* _Problem to work on_
Could you print every record below exactly as it appears?

* _Records supplied_
__________________________________________________
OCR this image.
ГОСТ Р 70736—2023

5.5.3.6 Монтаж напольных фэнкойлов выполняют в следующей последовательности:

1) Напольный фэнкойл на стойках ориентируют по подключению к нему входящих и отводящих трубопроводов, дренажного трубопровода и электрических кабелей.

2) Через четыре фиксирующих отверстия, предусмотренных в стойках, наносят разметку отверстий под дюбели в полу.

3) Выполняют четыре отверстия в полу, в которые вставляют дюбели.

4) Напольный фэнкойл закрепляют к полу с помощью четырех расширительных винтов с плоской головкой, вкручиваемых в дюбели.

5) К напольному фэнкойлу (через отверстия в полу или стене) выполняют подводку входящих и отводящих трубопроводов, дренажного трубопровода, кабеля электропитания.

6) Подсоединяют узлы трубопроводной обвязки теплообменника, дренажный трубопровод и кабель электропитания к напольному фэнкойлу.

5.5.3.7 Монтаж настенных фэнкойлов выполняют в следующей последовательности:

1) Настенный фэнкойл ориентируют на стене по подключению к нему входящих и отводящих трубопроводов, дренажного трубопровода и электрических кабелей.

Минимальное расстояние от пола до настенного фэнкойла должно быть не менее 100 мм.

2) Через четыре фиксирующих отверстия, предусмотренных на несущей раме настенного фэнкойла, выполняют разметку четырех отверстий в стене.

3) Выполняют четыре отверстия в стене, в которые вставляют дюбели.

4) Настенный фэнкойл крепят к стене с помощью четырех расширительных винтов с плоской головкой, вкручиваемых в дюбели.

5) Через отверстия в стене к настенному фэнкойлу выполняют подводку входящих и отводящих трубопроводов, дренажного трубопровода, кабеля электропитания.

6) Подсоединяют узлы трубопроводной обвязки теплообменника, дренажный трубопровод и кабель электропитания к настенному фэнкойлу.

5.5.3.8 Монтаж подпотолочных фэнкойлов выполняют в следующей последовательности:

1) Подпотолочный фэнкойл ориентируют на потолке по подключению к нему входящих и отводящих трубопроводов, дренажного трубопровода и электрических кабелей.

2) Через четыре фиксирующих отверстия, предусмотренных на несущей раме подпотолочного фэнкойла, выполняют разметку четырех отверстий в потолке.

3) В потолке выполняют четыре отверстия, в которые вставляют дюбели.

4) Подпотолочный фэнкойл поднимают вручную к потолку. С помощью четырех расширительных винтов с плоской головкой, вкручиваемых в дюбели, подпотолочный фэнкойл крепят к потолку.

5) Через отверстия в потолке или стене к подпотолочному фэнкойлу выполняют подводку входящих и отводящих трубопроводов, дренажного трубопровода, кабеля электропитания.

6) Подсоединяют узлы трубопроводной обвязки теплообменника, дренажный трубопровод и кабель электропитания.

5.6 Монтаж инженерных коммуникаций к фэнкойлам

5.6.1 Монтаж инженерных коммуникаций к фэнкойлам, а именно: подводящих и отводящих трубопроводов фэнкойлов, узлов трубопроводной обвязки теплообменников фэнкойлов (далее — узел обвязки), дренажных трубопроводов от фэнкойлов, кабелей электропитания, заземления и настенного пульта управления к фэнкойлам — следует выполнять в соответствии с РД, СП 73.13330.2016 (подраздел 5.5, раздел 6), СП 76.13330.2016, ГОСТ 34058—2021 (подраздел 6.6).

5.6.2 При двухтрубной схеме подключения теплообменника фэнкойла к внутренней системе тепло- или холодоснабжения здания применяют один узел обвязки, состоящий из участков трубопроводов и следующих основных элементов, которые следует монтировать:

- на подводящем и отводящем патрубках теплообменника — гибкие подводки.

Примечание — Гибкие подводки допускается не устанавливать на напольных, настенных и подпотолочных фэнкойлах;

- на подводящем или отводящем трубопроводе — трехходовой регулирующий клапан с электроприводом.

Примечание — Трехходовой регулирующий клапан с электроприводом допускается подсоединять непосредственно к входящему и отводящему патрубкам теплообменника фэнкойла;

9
__________________________________________________
* _Correct output_
OCR this image.
ГОСТ Р 70736—2023

5.5.3.6 Монтаж напольных фэнкойлов выполняют в следующей последовательности:

1) Напольный фэнкойл на стойках ориентируют по подключению к нему входящих и отводящих трубопроводов, дренажного трубопровода и электрических кабелей.

2) Через четыре фиксирующих отверстия, предусмотренных в стойках, наносят разметку отверстий под дюбели в полу.

3) Выполняют четыре отверстия в полу, в которые вставляют дюбели.

4) Напольный фэнкойл закрепляют к полу с помощью четырех расширительных винтов с плоской головкой, вкручиваемых в дюбели.

5) К напольному фэнкойлу (через отверстия в полу или стене) выполняют подводку входящих и отводящих трубопроводов, дренажного трубопровода, кабеля электропитания.

6) Подсоединяют узлы трубопроводной обвязки теплообменника, дренажный трубопровод и кабель электропитания к напольному фэнкойлу.

5.5.3.7 Монтаж настенных фэнкойлов выполняют в следующей последовательности:

1) Настенный фэнкойл ориентируют на стене по подключению к нему входящих и отводящих трубопроводов, дренажного трубопровода и электрических кабелей.

Минимальное расстояние от пола до настенного фэнкойла должно быть не менее 100 мм.

2) Через четыре фиксирующих отверстия, предусмотренных на несущей раме настенного фэнкойла, выполняют разметку четырех отверстий в стене.

3) Выполняют четыре отверстия в стене, в которые вставляют дюбели.

4) Настенный фэнкойл крепят к стене с помощью четырех расширительных винтов с плоской головкой, вкручиваемых в дюбели.

5) Через отверстия в стене к настенному фэнкойлу выполняют подводку входящих и отводящих трубопроводов, дренажного трубопровода, кабеля электропитания.

6) Подсоединяют узлы трубопроводной обвязки теплообменника, дренажный трубопровод и кабель электропитания к настенному фэнкойлу.

5.5.3.8 Монтаж подпотолочных фэнкойлов выполняют в следующей последовательности:

1) Подпотолочный фэнкойл ориентируют на потолке по подключению к нему входящих и отводящих трубопроводов, дренажного трубопровода и электрических кабелей.

2) Через четыре фиксирующих отверстия, предусмотренных на несущей раме подпотолочного фэнкойла, выполняют разметку четырех отверстий в потолке.

3) В потолке выполняют четыре отверстия, в которые вставляют дюбели.

4) Подпотолочный фэнкойл поднимают вручную к потолку. С помощью четырех расширительных винтов с плоской головкой, вкручиваемых в дюбели, подпотолочный фэнкойл крепят к потолку.

5) Через отверстия в потолке или стене к подпотолочному фэнкойлу выполняют подводку входящих и отводящих трубопроводов, дренажного трубопровода, кабеля электропитания.

6) Подсоединяют узлы трубопроводной обвязки теплообменника, дренажный трубопровод и кабель электропитания.

5.6 Монтаж инженерных коммуникаций к фэнкойлам

5.6.1 Монтаж инженерных коммуникаций к фэнкойлам, а именно: подводящих и отводящих трубопроводов фэнкойлов, узлов трубопроводной обвязки теплообменников фэнкойлов (далее — узел обвязки), дренажных трубопроводов от фэнкойлов, кабелей электропитания, заземления и настенного пульта управления к фэнкойлам — следует выполнять в соответствии с РД, СП 73.13330.2016 (подраздел 5.5, раздел 6), СП 76.13330.2016, ГОСТ 34058—2021 (подраздел 6.6).

5.6.2 При двухтрубной схеме подключения теплообменника фэнкойла к внутренней системе тепло- или холодоснабжения здания применяют один узел обвязки, состоящий из участков трубопроводов и следующих основных элементов, которые следует монтировать:

- на подводящем и отводящем патрубках теплообменника — гибкие подводки.

Примечание — Гибкие подводки допускается не устанавливать на напольных, настенных и подпотолочных фэнкойлах;

- на подводящем или отводящем трубопроводе — трехходовой регулирующий клапан с электроприводом.

Примечание — Трехходовой регулирующий клапан с электроприводом допускается подсоединять непосредственно к входящему и отводящему патрубкам теплообменника фэнкойла;

9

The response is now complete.